(Items listed in a dataset)
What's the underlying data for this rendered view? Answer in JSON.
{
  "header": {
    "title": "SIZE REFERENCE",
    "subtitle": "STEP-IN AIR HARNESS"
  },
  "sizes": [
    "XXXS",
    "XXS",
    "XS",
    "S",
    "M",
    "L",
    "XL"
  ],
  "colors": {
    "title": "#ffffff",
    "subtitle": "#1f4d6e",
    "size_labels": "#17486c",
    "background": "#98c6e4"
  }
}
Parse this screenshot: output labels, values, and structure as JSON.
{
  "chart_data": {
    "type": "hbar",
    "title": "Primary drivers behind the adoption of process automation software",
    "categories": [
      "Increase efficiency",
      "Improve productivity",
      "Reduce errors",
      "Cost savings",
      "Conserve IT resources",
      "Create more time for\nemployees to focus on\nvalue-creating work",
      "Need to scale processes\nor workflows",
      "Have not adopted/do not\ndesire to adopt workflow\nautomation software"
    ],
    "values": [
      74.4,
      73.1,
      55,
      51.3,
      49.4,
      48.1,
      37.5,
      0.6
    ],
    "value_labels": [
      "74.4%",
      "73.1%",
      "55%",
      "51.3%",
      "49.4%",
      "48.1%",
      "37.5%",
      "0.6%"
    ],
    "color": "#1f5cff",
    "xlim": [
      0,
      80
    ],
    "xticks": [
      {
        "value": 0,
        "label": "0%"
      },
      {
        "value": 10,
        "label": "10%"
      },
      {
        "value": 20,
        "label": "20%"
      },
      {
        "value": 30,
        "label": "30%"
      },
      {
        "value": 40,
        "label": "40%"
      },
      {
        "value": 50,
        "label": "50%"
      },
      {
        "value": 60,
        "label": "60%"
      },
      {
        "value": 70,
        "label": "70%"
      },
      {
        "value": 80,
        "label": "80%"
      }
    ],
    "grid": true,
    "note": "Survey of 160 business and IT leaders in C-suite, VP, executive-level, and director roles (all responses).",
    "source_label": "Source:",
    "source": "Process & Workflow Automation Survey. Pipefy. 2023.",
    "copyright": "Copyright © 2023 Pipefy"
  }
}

Exercise details »
Transcribe all entries exactly as they are given.

Solution for this exercise »
What's the underlying data for this rendered view? Answer in JSON.
{
  "header": {
    "title": "SIZE REFERENCE",
    "subtitle": "STEP-IN AIR HARNESS"
  },
  "sizes": [
    "XXXS",
    "XXS",
    "XS",
    "S",
    "M",
    "L",
    "XL"
  ],
  "colors": {
    "title": "#ffffff",
    "subtitle": "#1f4d6e",
    "size_labels": "#17486c",
    "background": "#98c6e4"
  }
}
Parse this screenshot: output labels, values, and structure as JSON.
{
  "chart_data": {
    "type": "hbar",
    "title": "Primary drivers behind the adoption of process automation software",
    "categories": [
      "Increase efficiency",
      "Improve productivity",
      "Reduce errors",
      "Cost savings",
      "Conserve IT resources",
      "Create more time for\nemployees to focus on\nvalue-creating work",
      "Need to scale processes\nor workflows",
      "Have not adopted/do not\ndesire to adopt workflow\nautomation software"
    ],
    "values": [
      74.4,
      73.1,
      55,
      51.3,
      49.4,
      48.1,
      37.5,
      0.6
    ],
    "value_labels": [
      "74.4%",
      "73.1%",
      "55%",
      "51.3%",
      "49.4%",
      "48.1%",
      "37.5%",
      "0.6%"
    ],
    "color": "#1f5cff",
    "xlim": [
      0,
      80
    ],
    "xticks": [
      {
        "value": 0,
        "label": "0%"
      },
      {
        "value": 10,
        "label": "10%"
      },
      {
        "value": 20,
        "label": "20%"
      },
      {
        "value": 30,
        "label": "30%"
      },
      {
        "value": 40,
        "label": "40%"
      },
      {
        "value": 50,
        "label": "50%"
      },
      {
        "value": 60,
        "label": "60%"
      },
      {
        "value": 70,
        "label": "70%"
      },
      {
        "value": 80,
        "label": "80%"
      }
    ],
    "grid": true,
    "note": "Survey of 160 business and IT leaders in C-suite, VP, executive-level, and director roles (all responses).",
    "source_label": "Source:",
    "source": "Process & Workflow Automation Survey. Pipefy. 2023.",
    "copyright": "Copyright © 2023 Pipefy"
  }
}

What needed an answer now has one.